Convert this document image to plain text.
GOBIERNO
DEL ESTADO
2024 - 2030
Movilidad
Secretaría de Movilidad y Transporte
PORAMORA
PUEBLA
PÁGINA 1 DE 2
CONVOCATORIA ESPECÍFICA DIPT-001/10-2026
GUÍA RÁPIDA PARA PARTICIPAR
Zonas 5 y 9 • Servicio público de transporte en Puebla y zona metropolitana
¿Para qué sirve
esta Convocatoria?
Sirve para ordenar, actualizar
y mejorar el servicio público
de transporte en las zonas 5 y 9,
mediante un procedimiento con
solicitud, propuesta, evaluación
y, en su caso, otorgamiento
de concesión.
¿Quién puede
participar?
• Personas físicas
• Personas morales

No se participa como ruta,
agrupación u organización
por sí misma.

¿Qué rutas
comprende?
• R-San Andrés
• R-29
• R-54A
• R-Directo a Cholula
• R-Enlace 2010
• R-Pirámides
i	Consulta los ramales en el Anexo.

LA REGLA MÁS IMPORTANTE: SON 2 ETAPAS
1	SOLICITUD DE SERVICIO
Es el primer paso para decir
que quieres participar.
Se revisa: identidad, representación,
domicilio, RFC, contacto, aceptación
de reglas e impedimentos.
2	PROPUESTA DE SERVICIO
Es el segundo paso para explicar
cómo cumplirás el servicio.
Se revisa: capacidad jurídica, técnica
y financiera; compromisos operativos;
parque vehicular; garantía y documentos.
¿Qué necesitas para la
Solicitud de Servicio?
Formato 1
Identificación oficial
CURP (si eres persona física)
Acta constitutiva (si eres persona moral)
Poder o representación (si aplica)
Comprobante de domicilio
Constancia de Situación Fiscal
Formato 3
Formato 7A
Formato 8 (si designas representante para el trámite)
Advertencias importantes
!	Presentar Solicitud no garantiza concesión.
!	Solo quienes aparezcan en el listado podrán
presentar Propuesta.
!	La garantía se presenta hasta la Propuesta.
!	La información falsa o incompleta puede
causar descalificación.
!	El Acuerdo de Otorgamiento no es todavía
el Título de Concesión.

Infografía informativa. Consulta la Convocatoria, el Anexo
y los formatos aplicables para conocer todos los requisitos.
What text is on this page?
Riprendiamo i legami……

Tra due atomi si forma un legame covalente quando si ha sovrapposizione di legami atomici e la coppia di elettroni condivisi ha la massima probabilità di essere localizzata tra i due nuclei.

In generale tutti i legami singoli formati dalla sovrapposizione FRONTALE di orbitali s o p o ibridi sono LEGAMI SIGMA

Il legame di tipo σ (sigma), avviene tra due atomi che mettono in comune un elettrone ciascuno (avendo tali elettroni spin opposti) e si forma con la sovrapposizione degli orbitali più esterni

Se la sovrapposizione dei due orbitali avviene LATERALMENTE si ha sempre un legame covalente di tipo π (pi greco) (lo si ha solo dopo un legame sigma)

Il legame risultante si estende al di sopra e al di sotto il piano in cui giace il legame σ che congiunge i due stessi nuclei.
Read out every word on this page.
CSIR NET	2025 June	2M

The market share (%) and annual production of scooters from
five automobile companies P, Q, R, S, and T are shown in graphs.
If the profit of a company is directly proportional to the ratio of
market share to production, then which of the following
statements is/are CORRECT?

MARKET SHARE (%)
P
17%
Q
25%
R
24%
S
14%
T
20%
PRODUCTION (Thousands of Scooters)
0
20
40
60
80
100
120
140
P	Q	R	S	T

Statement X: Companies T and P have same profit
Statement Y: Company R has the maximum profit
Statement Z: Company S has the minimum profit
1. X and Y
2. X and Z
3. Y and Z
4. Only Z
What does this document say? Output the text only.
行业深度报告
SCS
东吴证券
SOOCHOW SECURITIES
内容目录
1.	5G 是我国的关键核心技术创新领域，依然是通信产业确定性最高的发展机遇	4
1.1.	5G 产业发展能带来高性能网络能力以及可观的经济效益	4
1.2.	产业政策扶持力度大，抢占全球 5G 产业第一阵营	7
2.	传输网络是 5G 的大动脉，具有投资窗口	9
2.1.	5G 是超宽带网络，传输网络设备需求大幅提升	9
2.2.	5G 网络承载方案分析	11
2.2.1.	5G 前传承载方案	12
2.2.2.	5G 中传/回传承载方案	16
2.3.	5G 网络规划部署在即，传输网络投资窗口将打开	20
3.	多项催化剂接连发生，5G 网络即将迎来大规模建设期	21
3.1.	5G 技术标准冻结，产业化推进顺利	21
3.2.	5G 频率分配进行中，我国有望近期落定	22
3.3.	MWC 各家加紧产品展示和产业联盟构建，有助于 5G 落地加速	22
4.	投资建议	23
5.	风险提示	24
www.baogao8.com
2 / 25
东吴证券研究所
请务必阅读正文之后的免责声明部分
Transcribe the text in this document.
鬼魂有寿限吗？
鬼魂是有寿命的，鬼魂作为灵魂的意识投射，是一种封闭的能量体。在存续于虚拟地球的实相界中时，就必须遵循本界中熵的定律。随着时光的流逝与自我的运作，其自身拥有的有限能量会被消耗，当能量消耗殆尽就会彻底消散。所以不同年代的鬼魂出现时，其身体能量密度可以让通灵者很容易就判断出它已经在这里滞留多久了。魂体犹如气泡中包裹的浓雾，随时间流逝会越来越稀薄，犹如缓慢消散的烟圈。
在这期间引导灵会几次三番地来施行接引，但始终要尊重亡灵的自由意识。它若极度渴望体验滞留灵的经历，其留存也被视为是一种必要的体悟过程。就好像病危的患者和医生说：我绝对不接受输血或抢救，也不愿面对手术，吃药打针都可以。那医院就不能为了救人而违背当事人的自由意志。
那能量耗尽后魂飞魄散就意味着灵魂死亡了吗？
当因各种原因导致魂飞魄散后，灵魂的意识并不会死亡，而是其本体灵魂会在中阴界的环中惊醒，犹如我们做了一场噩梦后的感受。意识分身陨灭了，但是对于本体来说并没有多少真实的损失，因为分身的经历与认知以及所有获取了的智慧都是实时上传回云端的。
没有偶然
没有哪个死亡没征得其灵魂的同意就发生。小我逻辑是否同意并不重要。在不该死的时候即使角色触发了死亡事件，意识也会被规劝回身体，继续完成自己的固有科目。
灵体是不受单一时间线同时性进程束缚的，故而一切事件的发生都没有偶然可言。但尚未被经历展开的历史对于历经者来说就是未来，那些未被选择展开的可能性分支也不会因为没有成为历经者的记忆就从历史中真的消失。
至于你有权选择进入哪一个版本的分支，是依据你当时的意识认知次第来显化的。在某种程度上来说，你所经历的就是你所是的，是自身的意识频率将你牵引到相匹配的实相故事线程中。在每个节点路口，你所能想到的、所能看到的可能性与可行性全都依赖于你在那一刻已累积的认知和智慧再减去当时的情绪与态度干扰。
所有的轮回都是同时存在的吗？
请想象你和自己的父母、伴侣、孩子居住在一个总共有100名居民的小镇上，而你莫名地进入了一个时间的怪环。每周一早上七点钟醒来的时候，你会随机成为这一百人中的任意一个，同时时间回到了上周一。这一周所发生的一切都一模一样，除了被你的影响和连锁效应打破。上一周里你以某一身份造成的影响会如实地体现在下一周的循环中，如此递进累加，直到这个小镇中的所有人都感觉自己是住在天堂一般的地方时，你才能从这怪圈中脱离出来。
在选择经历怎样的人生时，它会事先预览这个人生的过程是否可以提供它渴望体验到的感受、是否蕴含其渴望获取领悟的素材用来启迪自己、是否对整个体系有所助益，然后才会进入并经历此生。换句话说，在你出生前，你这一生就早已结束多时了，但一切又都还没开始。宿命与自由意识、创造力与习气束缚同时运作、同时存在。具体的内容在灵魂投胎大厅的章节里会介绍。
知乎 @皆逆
++++++++++++++++++++
* YOUR INSTRUCTIONS: Your task is to repeat the data exactly; please include every line.

* ANSWER FOR THE TASK:
Convert this document image to plain text.
GOBIERNO
DEL ESTADO
2024 - 2030
Movilidad
Secretaría de Movilidad y Transporte
PORAMORA
PUEBLA
PÁGINA 1 DE 2
CONVOCATORIA ESPECÍFICA DIPT-001/10-2026
GUÍA RÁPIDA PARA PARTICIPAR
Zonas 5 y 9 • Servicio público de transporte en Puebla y zona metropolitana
¿Para qué sirve
esta Convocatoria?
Sirve para ordenar, actualizar
y mejorar el servicio público
de transporte en las zonas 5 y 9,
mediante un procedimiento con
solicitud, propuesta, evaluación
y, en su caso, otorgamiento
de concesión.
¿Quién puede
participar?
• Personas físicas
• Personas morales

No se participa como ruta,
agrupación u organización
por sí misma.

¿Qué rutas
comprende?
• R-San Andrés
• R-29
• R-54A
• R-Directo a Cholula
• R-Enlace 2010
• R-Pirámides
i	Consulta los ramales en el Anexo.

LA REGLA MÁS IMPORTANTE: SON 2 ETAPAS
1	SOLICITUD DE SERVICIO
Es el primer paso para decir
que quieres participar.
Se revisa: identidad, representación,
domicilio, RFC, contacto, aceptación
de reglas e impedimentos.
2	PROPUESTA DE SERVICIO
Es el segundo paso para explicar
cómo cumplirás el servicio.
Se revisa: capacidad jurídica, técnica
y financiera; compromisos operativos;
parque vehicular; garantía y documentos.
¿Qué necesitas para la
Solicitud de Servicio?
Formato 1
Identificación oficial
CURP (si eres persona física)
Acta constitutiva (si eres persona moral)
Poder o representación (si aplica)
Comprobante de domicilio
Constancia de Situación Fiscal
Formato 3
Formato 7A
Formato 8 (si designas representante para el trámite)
Advertencias importantes
!	Presentar Solicitud no garantiza concesión.
!	Solo quienes aparezcan en el listado podrán
presentar Propuesta.
!	La garantía se presenta hasta la Propuesta.
!	La información falsa o incompleta puede
causar descalificación.
!	El Acuerdo de Otorgamiento no es todavía
el Título de Concesión.

Infografía informativa. Consulta la Convocatoria, el Anexo
y los formatos aplicables para conocer todos los requisitos.
What text is on this page?
Riprendiamo i legami……

Tra due atomi si forma un legame covalente quando si ha sovrapposizione di legami atomici e la coppia di elettroni condivisi ha la massima probabilità di essere localizzata tra i due nuclei.

In generale tutti i legami singoli formati dalla sovrapposizione FRONTALE di orbitali s o p o ibridi sono LEGAMI SIGMA

Il legame di tipo σ (sigma), avviene tra due atomi che mettono in comune un elettrone ciascuno (avendo tali elettroni spin opposti) e si forma con la sovrapposizione degli orbitali più esterni

Se la sovrapposizione dei due orbitali avviene LATERALMENTE si ha sempre un legame covalente di tipo π (pi greco) (lo si ha solo dopo un legame sigma)

Il legame risultante si estende al di sopra e al di sotto il piano in cui giace il legame σ che congiunge i due stessi nuclei.
Read out every word on this page.
CSIR NET	2025 June	2M

The market share (%) and annual production of scooters from
five automobile companies P, Q, R, S, and T are shown in graphs.
If the profit of a company is directly proportional to the ratio of
market share to production, then which of the following
statements is/are CORRECT?

MARKET SHARE (%)
P
17%
Q
25%
R
24%
S
14%
T
20%
PRODUCTION (Thousands of Scooters)
0
20
40
60
80
100
120
140
P	Q	R	S	T

Statement X: Companies T and P have same profit
Statement Y: Company R has the maximum profit
Statement Z: Company S has the minimum profit
1. X and Y
2. X and Z
3. Y and Z
4. Only Z
What does this document say? Output the text only.
行业深度报告
SCS
东吴证券
SOOCHOW SECURITIES
内容目录
1.	5G 是我国的关键核心技术创新领域，依然是通信产业确定性最高的发展机遇	4
1.1.	5G 产业发展能带来高性能网络能力以及可观的经济效益	4
1.2.	产业政策扶持力度大，抢占全球 5G 产业第一阵营	7
2.	传输网络是 5G 的大动脉，具有投资窗口	9
2.1.	5G 是超宽带网络，传输网络设备需求大幅提升	9
2.2.	5G 网络承载方案分析	11
2.2.1.	5G 前传承载方案	12
2.2.2.	5G 中传/回传承载方案	16
2.3.	5G 网络规划部署在即，传输网络投资窗口将打开	20
3.	多项催化剂接连发生，5G 网络即将迎来大规模建设期	21
3.1.	5G 技术标准冻结，产业化推进顺利	21
3.2.	5G 频率分配进行中，我国有望近期落定	22
3.3.	MWC 各家加紧产品展示和产业联盟构建，有助于 5G 落地加速	22
4.	投资建议	23
5.	风险提示	24
www.baogao8.com
2 / 25
东吴证券研究所
请务必阅读正文之后的免责声明部分
Transcribe the text in this document.
鬼魂有寿限吗？
鬼魂是有寿命的，鬼魂作为灵魂的意识投射，是一种封闭的能量体。在存续于虚拟地球的实相界中时，就必须遵循本界中熵的定律。随着时光的流逝与自我的运作，其自身拥有的有限能量会被消耗，当能量消耗殆尽就会彻底消散。所以不同年代的鬼魂出现时，其身体能量密度可以让通灵者很容易就判断出它已经在这里滞留多久了。魂体犹如气泡中包裹的浓雾，随时间流逝会越来越稀薄，犹如缓慢消散的烟圈。
在这期间引导灵会几次三番地来施行接引，但始终要尊重亡灵的自由意识。它若极度渴望体验滞留灵的经历，其留存也被视为是一种必要的体悟过程。就好像病危的患者和医生说：我绝对不接受输血或抢救，也不愿面对手术，吃药打针都可以。那医院就不能为了救人而违背当事人的自由意志。
那能量耗尽后魂飞魄散就意味着灵魂死亡了吗？
当因各种原因导致魂飞魄散后，灵魂的意识并不会死亡，而是其本体灵魂会在中阴界的环中惊醒，犹如我们做了一场噩梦后的感受。意识分身陨灭了，但是对于本体来说并没有多少真实的损失，因为分身的经历与认知以及所有获取了的智慧都是实时上传回云端的。
没有偶然
没有哪个死亡没征得其灵魂的同意就发生。小我逻辑是否同意并不重要。在不该死的时候即使角色触发了死亡事件，意识也会被规劝回身体，继续完成自己的固有科目。
灵体是不受单一时间线同时性进程束缚的，故而一切事件的发生都没有偶然可言。但尚未被经历展开的历史对于历经者来说就是未来，那些未被选择展开的可能性分支也不会因为没有成为历经者的记忆就从历史中真的消失。
至于你有权选择进入哪一个版本的分支，是依据你当时的意识认知次第来显化的。在某种程度上来说，你所经历的就是你所是的，是自身的意识频率将你牵引到相匹配的实相故事线程中。在每个节点路口，你所能想到的、所能看到的可能性与可行性全都依赖于你在那一刻已累积的认知和智慧再减去当时的情绪与态度干扰。
所有的轮回都是同时存在的吗？
请想象你和自己的父母、伴侣、孩子居住在一个总共有100名居民的小镇上，而你莫名地进入了一个时间的怪环。每周一早上七点钟醒来的时候，你会随机成为这一百人中的任意一个，同时时间回到了上周一。这一周所发生的一切都一模一样，除了被你的影响和连锁效应打破。上一周里你以某一身份造成的影响会如实地体现在下一周的循环中，如此递进累加，直到这个小镇中的所有人都感觉自己是住在天堂一般的地方时，你才能从这怪圈中脱离出来。
在选择经历怎样的人生时，它会事先预览这个人生的过程是否可以提供它渴望体验到的感受、是否蕴含其渴望获取领悟的素材用来启迪自己、是否对整个体系有所助益，然后才会进入并经历此生。换句话说，在你出生前，你这一生就早已结束多时了，但一切又都还没开始。宿命与自由意识、创造力与习气束缚同时运作、同时存在。具体的内容在灵魂投胎大厅的章节里会介绍。
知乎 @皆逆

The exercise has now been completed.